Locate all lines with the word "selon" and copy them out.

============

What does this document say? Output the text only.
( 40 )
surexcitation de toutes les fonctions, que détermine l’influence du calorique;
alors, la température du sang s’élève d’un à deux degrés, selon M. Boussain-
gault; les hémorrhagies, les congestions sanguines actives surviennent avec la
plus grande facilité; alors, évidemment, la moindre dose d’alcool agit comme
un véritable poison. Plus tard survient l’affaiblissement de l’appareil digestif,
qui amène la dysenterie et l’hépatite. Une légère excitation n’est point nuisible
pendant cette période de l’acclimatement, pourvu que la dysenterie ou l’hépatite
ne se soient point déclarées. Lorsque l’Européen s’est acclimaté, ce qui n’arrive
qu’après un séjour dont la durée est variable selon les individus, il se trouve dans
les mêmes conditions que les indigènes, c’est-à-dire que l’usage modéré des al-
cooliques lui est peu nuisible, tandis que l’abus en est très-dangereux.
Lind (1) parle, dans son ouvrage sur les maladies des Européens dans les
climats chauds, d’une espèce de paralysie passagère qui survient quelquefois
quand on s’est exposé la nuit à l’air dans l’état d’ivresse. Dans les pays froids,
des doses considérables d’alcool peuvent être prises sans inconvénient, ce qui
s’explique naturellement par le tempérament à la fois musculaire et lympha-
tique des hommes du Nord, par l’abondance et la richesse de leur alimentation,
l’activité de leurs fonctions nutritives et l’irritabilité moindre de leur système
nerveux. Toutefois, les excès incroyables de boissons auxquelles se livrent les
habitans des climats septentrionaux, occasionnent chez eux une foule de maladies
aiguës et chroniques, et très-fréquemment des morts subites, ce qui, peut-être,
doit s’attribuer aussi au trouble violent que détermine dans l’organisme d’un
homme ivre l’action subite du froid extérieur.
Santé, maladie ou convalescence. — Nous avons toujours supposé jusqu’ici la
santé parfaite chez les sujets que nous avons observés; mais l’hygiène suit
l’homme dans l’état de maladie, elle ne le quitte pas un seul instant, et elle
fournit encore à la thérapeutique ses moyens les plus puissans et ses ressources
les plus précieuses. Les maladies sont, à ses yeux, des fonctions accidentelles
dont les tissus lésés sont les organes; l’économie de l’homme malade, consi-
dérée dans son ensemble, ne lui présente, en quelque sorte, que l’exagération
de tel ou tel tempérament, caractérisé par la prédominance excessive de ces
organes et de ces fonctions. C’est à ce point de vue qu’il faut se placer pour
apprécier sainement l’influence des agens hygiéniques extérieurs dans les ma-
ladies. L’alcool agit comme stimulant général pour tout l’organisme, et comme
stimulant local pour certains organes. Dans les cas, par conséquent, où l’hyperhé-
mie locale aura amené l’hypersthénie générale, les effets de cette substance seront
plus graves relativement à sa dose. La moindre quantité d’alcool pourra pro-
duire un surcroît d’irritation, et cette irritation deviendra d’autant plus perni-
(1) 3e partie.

============

**Finished answer**
alors, la température du sang s’élève d’un à deux degrés, selon M. Boussain-
qu’après un séjour dont la durée est variable selon les individus, il se trouve dans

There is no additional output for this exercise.